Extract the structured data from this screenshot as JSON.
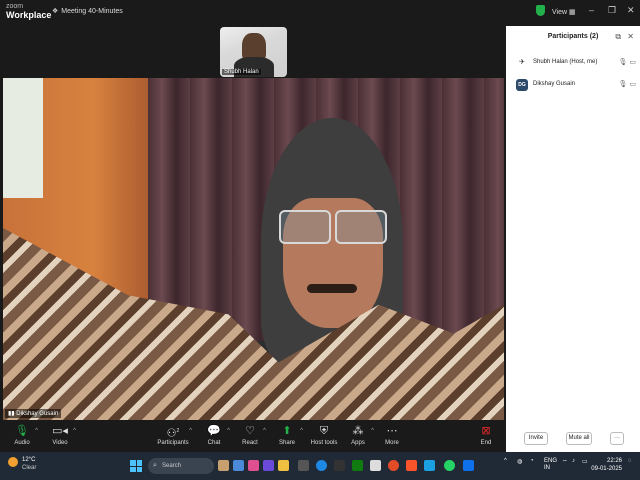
{
  "app": {
    "brand_top": "zoom",
    "brand_bottom": "Workplace",
    "meeting_title": "Meeting 40-Minutes",
    "view_label": "View"
  },
  "thumbnail": {
    "name": "Shubh Halan"
  },
  "main_video": {
    "name": "Dikshay Gusain"
  },
  "toolbar": {
    "audio": "Audio",
    "video": "Video",
    "participants": "Participants",
    "participants_count": "2",
    "chat": "Chat",
    "react": "React",
    "share": "Share",
    "host_tools": "Host tools",
    "apps": "Apps",
    "more": "More",
    "end": "End"
  },
  "participants_panel": {
    "title": "Participants (2)",
    "participants": [
      {
        "name": "Shubh Halan (Host, me)",
        "initials": "",
        "color": "#ffffff"
      },
      {
        "name": "Dikshay Gusain",
        "initials": "DG",
        "color": "#2d4a6a"
      }
    ],
    "invite": "Invite",
    "mute_all": "Mute all",
    "more": "···"
  },
  "taskbar": {
    "weather_temp": "12°C",
    "weather_desc": "Clear",
    "search": "Search",
    "lang_top": "ENG",
    "lang_bottom": "IN",
    "time": "22:26",
    "date": "09-01-2025"
  },
  "colors": {
    "accent": "#0e71eb",
    "end_red": "#e02828",
    "share_green": "#22b04a"
  }
}
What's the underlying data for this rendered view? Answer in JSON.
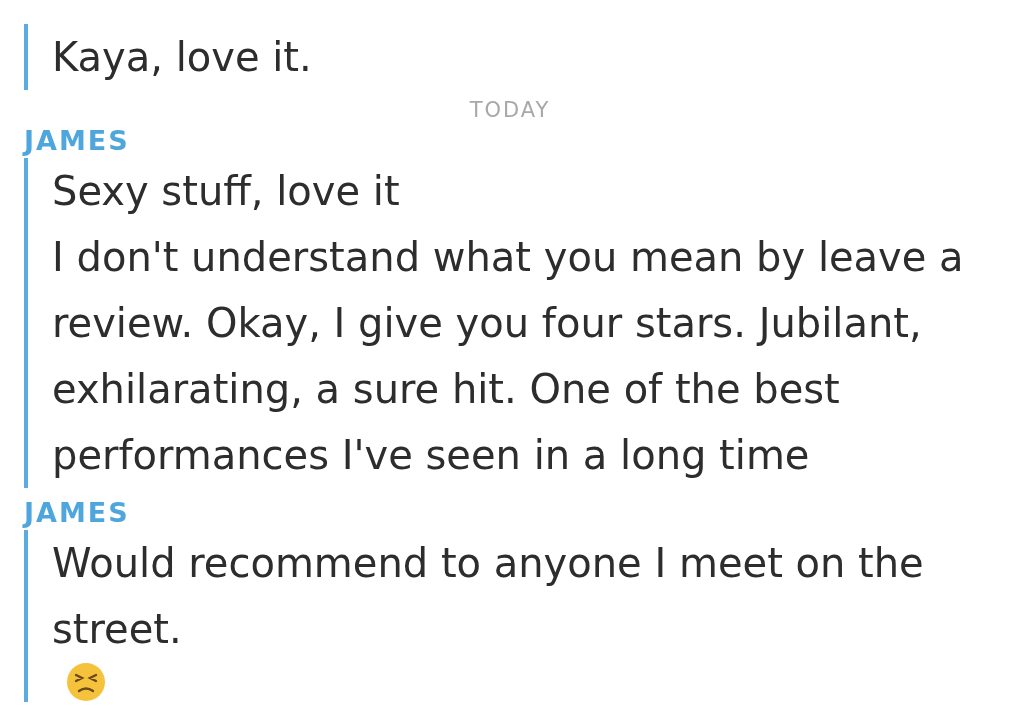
{
  "chat": [
    {
      "kind": "messages",
      "messages": [
        {
          "text": "Kaya, love it."
        }
      ]
    },
    {
      "kind": "date",
      "label": "TODAY"
    },
    {
      "kind": "messages",
      "sender": "JAMES",
      "messages": [
        {
          "text": "Sexy stuff, love it"
        },
        {
          "text": "I don't understand what you mean by leave a review. Okay, I give you four stars. Jubilant, exhilarating, a sure hit. One of the best performances I've seen in a long time"
        }
      ]
    },
    {
      "kind": "messages",
      "sender": "JAMES",
      "messages": [
        {
          "kind": "text_with_emoji",
          "text": "Would recommend to anyone I meet on the street."
        }
      ]
    }
  ]
}
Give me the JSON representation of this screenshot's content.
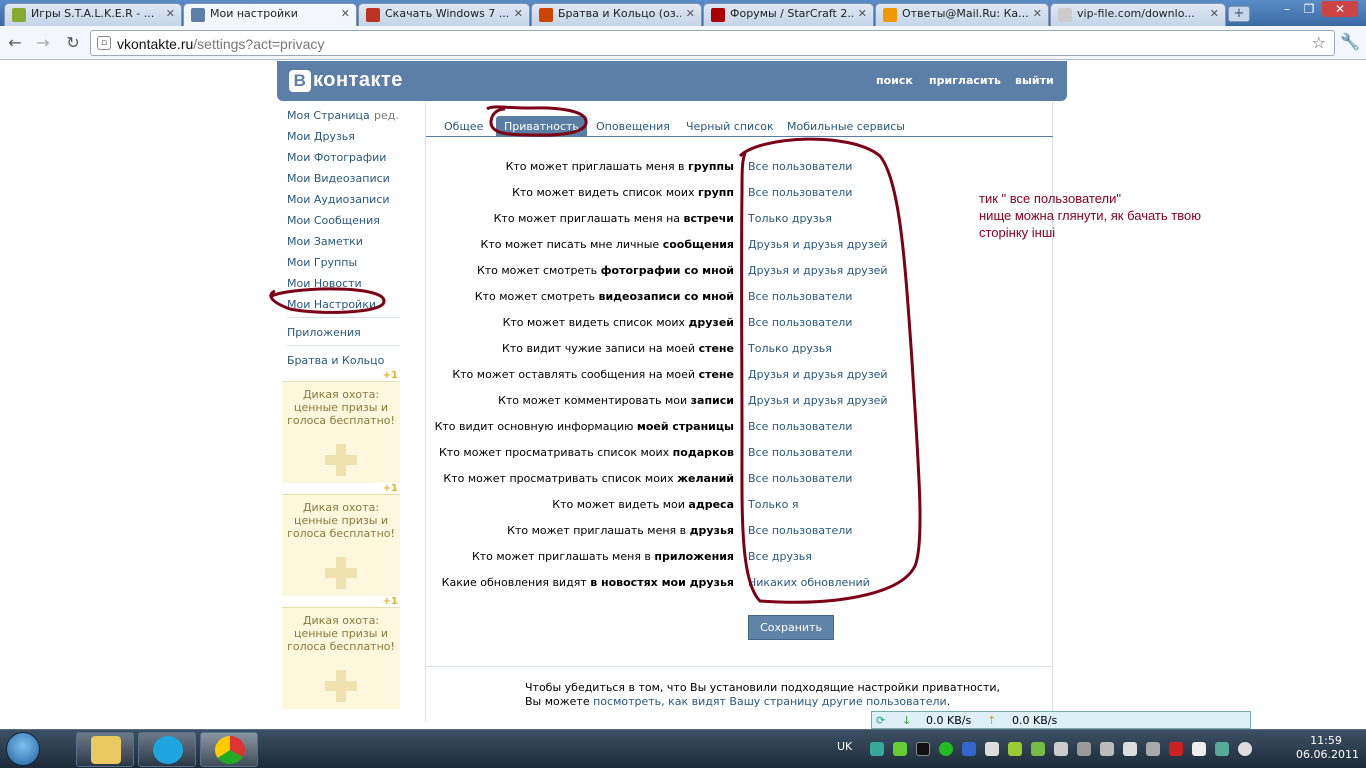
{
  "browser": {
    "tabs": [
      {
        "label": "Игры S.T.A.L.K.E.R - ...",
        "icon": "stalker-favicon-icon",
        "color": "#8a3"
      },
      {
        "label": "Мои настройки",
        "icon": "vk-favicon-icon",
        "color": "#5b7fa6",
        "active": true
      },
      {
        "label": "Скачать Windows 7 ...",
        "icon": "download-favicon-icon",
        "color": "#b32"
      },
      {
        "label": "Братва и Кольцо (оз...",
        "icon": "game-favicon-icon",
        "color": "#c40"
      },
      {
        "label": "Форумы / StarCraft 2...",
        "icon": "playground-favicon-icon",
        "color": "#a00"
      },
      {
        "label": "Ответы@Mail.Ru: Ка...",
        "icon": "mailru-favicon-icon",
        "color": "#e90"
      },
      {
        "label": "vip-file.com/downlo...",
        "icon": "page-favicon-icon",
        "color": "#ccc"
      }
    ],
    "url_host": "vkontakte.ru",
    "url_path": "/settings?act=privacy"
  },
  "header": {
    "logo_letter": "В",
    "logo_text": "контакте",
    "links": [
      "поиск",
      "пригласить",
      "выйти"
    ]
  },
  "leftnav": {
    "edit": "ред.",
    "items": [
      "Моя Страница",
      "Мои Друзья",
      "Мои Фотографии",
      "Мои Видеозаписи",
      "Мои Аудиозаписи",
      "Мои Сообщения",
      "Мои Заметки",
      "Мои Группы",
      "Мои Новости",
      "Мои Настройки"
    ],
    "apps": "Приложения",
    "app1": "Братва и Кольцо",
    "promo": {
      "plus": "+1",
      "text": "Дикая охота: ценные призы и голоса бесплатно!"
    }
  },
  "settings_tabs": [
    "Общее",
    "Приватность",
    "Оповещения",
    "Черный список",
    "Мобильные сервисы"
  ],
  "privacy_rows": [
    {
      "pre": "Кто может приглашать меня в ",
      "bold": "группы",
      "value": "Все пользователи"
    },
    {
      "pre": "Кто может видеть список моих ",
      "bold": "групп",
      "value": "Все пользователи"
    },
    {
      "pre": "Кто может приглашать меня на ",
      "bold": "встречи",
      "value": "Только друзья"
    },
    {
      "pre": "Кто может писать мне личные ",
      "bold": "сообщения",
      "value": "Друзья и друзья друзей"
    },
    {
      "pre": "Кто может смотреть ",
      "bold": "фотографии со мной",
      "value": "Друзья и друзья друзей"
    },
    {
      "pre": "Кто может смотреть ",
      "bold": "видеозаписи со мной",
      "value": "Все пользователи"
    },
    {
      "pre": "Кто может видеть список моих ",
      "bold": "друзей",
      "value": "Все пользователи"
    },
    {
      "pre": "Кто видит чужие записи на моей ",
      "bold": "стене",
      "value": "Только друзья"
    },
    {
      "pre": "Кто может оставлять сообщения на моей ",
      "bold": "стене",
      "value": "Друзья и друзья друзей"
    },
    {
      "pre": "Кто может комментировать мои ",
      "bold": "записи",
      "value": "Друзья и друзья друзей"
    },
    {
      "pre": "Кто видит основную информацию ",
      "bold": "моей страницы",
      "value": "Все пользователи"
    },
    {
      "pre": "Кто может просматривать список моих ",
      "bold": "подарков",
      "value": "Все пользователи"
    },
    {
      "pre": "Кто может просматривать список моих ",
      "bold": "желаний",
      "value": "Все пользователи"
    },
    {
      "pre": "Кто может видеть мои ",
      "bold": "адреса",
      "value": "Только я"
    },
    {
      "pre": "Кто может приглашать меня в ",
      "bold": "друзья",
      "value": "Все пользователи"
    },
    {
      "pre": "Кто может приглашать меня в ",
      "bold": "приложения",
      "value": "Все друзья"
    },
    {
      "pre": "Какие обновления видят ",
      "bold": "в новостях мои друзья",
      "value": "Никаких обновлений"
    }
  ],
  "save_label": "Сохранить",
  "bottom": {
    "line1": "Чтобы убедиться в том, что Вы установили подходящие настройки приватности,",
    "line2_pre": "Вы можете ",
    "line2_link": "посмотреть, как видят Вашу страницу другие пользователи",
    "line2_post": "."
  },
  "annotation": {
    "line1": "тик \" все пользователи\"",
    "line2": "нище можна глянути, як бачать твою",
    "line3": "сторінку інші",
    "color": "#8b0020"
  },
  "download_bar": {
    "down": "0.0 KB/s",
    "up": "0.0 KB/s"
  },
  "taskbar": {
    "lang": "UK",
    "time": "11:59",
    "date": "06.06.2011"
  }
}
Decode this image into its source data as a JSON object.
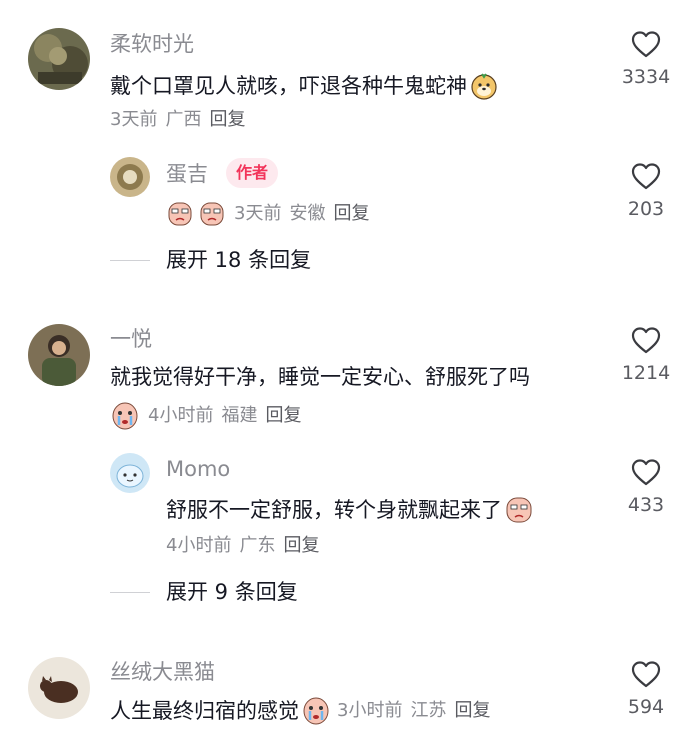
{
  "comments": [
    {
      "username": "柔软时光",
      "text": "戴个口罩见人就咳，吓退各种牛鬼蛇神",
      "time": "3天前",
      "location": "广西",
      "reply_label": "回复",
      "likes": "3334",
      "replies": [
        {
          "username": "蛋吉",
          "badge": "作者",
          "time": "3天前",
          "location": "安徽",
          "reply_label": "回复",
          "likes": "203"
        }
      ],
      "expand_label": "展开 18 条回复"
    },
    {
      "username": "一悦",
      "text": "就我觉得好干净，睡觉一定安心、舒服死了吗",
      "time": "4小时前",
      "location": "福建",
      "reply_label": "回复",
      "likes": "1214",
      "replies": [
        {
          "username": "Momo",
          "text": "舒服不一定舒服，转个身就飘起来了",
          "time": "4小时前",
          "location": "广东",
          "reply_label": "回复",
          "likes": "433"
        }
      ],
      "expand_label": "展开 9 条回复"
    },
    {
      "username": "丝绒大黑猫",
      "text": "人生最终归宿的感觉",
      "time": "3小时前",
      "location": "江苏",
      "reply_label": "回复",
      "likes": "594"
    }
  ],
  "colors": {
    "username": "#8a8b91",
    "text": "#161823",
    "badge_bg": "#fde9ee",
    "badge_text": "#f2345a"
  },
  "icons": {
    "like": "heart-outline-icon",
    "emoji_dog": "shiba-dog-emoji",
    "emoji_cry": "crying-face-emoji"
  }
}
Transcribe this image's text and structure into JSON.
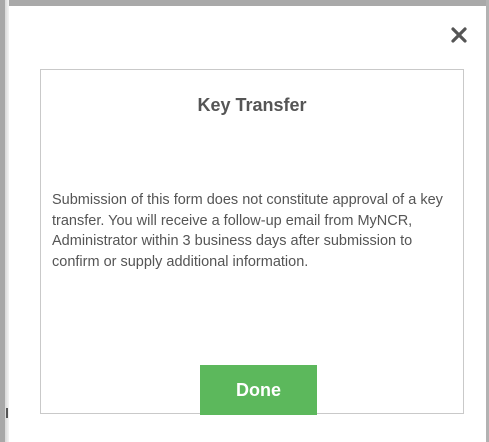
{
  "dialog": {
    "close_icon": "close-icon",
    "title": "Key Transfer",
    "message": "Submission of this form does not constitute approval of a key transfer. You will receive a follow-up email from MyNCR, Administrator within 3 business days after submission to confirm or supply additional information.",
    "done_label": "Done"
  },
  "colors": {
    "done_button": "#5cb85c",
    "text": "#555555",
    "panel_border": "#c9c9c9"
  }
}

__SHORT PROBLEM__. Omit the pictures and please write out exactly the lines between the one containing "Transcribe this image's" and the last line of the entries, both included.

__RESULT OF THE EXERCISE__.
Transcribe this image's text and structure into JSON.
{
  "dialog": {
    "close_icon": "close-icon",
    "title": "Key Transfer",
    "message": "Submission of this form does not constitute approval of a key transfer. You will receive a follow-up email from MyNCR, Administrator within 3 business days after submission to confirm or supply additional information.",
    "done_label": "Done"
  },
  "colors": {
    "done_button": "#5cb85c",
    "text": "#555555",
    "panel_border": "#c9c9c9"
  }
}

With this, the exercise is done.